• TASK GOAL:
Copy the lines below verbatim, beginning with the line containing "close-dialog-icon[interactable]: ✕ [1549, 70, 1585, 106]" and ending with the line containing "app-window: Home Untitled", both included.
####################
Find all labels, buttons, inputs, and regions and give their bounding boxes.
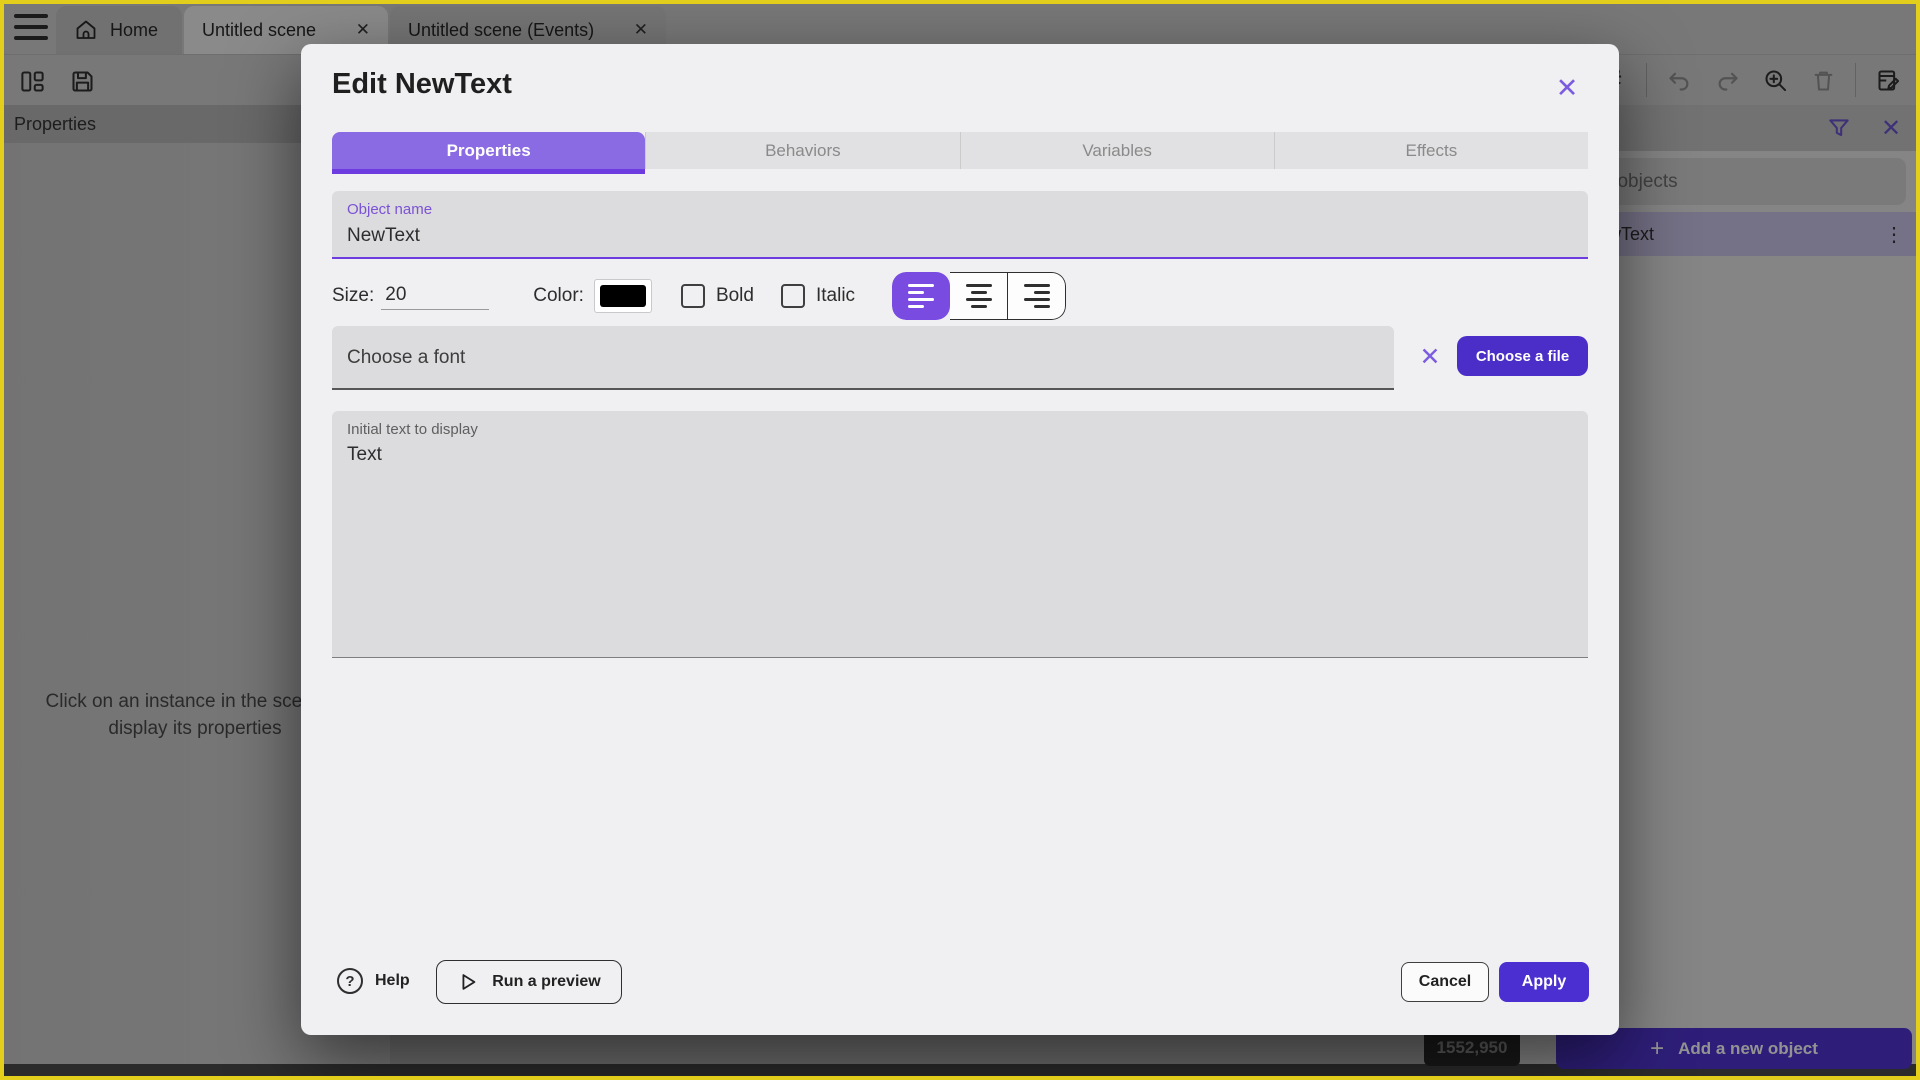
close-dialog-icon[interactable]: ✕ [1549, 70, 1585, 106]
bold-label: Bold [715, 285, 754, 306]
apply-button[interactable]: Apply [1499, 962, 1589, 1002]
initial-text-field[interactable]: Initial text to display Text [332, 411, 1588, 658]
color-swatch[interactable] [593, 279, 652, 313]
align-right-button[interactable] [1008, 272, 1067, 320]
run-preview-label: Run a preview [492, 973, 601, 990]
tab-properties[interactable]: Properties [332, 132, 646, 174]
initial-text-value: Text [347, 444, 382, 465]
app-window: Home Untitled scene ✕ Untitled scene (Ev… [0, 0, 1920, 1080]
font-field-placeholder: Choose a font [347, 347, 466, 368]
object-name-value: NewText [347, 225, 420, 246]
run-preview-button[interactable]: Run a preview [436, 960, 622, 1004]
object-name-field[interactable]: Object name NewText [332, 191, 1588, 259]
text-style-row: Size: Color: Bold Italic [332, 272, 1067, 320]
edit-object-dialog: Edit NewText ✕ Properties Behaviors Vari… [301, 44, 1619, 1035]
help-label: Help [375, 972, 410, 989]
dialog-title: Edit NewText [332, 68, 512, 100]
play-icon [457, 971, 479, 993]
question-icon: ? [337, 968, 363, 994]
tab-variables[interactable]: Variables [959, 132, 1274, 169]
choose-file-button[interactable]: Choose a file [1457, 336, 1588, 376]
object-name-label: Object name [347, 201, 433, 218]
align-left-button[interactable] [892, 272, 951, 320]
italic-checkbox[interactable] [780, 284, 805, 308]
tab-effects[interactable]: Effects [1273, 132, 1588, 169]
clear-font-icon[interactable]: ✕ [1413, 340, 1447, 374]
italic-label: Italic [815, 285, 856, 306]
color-swatch-fill [599, 285, 646, 307]
dialog-tabs: Properties Behaviors Variables Effects [332, 132, 1588, 174]
tab-behaviors[interactable]: Behaviors [645, 132, 960, 169]
cancel-button[interactable]: Cancel [1401, 962, 1489, 1002]
size-label: Size: [332, 285, 375, 306]
font-field[interactable]: Choose a font [332, 326, 1394, 390]
bold-checkbox[interactable] [680, 284, 705, 308]
text-alignment-group [892, 272, 1067, 320]
help-button[interactable]: ? Help [337, 968, 410, 994]
initial-text-label: Initial text to display [347, 421, 478, 438]
dialog-actions: ? Help Run a preview Cancel Apply [301, 960, 1619, 1008]
align-center-button[interactable] [950, 272, 1009, 320]
color-label: Color: [533, 285, 584, 306]
size-input[interactable] [381, 282, 490, 310]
####################
• EXPECTED ANSWER:
close-dialog-icon[interactable]: ✕ [1549, 70, 1585, 106]
bold-label: Bold [715, 285, 754, 306]
apply-button[interactable]: Apply [1499, 962, 1589, 1002]
initial-text-field[interactable]: Initial text to display Text [332, 411, 1588, 658]
color-swatch[interactable] [593, 279, 652, 313]
align-right-button[interactable] [1008, 272, 1067, 320]
run-preview-label: Run a preview [492, 973, 601, 990]
tab-properties[interactable]: Properties [332, 132, 646, 174]
initial-text-value: Text [347, 444, 382, 465]
app-window: Home Untitled scene ✕ Untitled scene (Ev… [0, 0, 1920, 1080]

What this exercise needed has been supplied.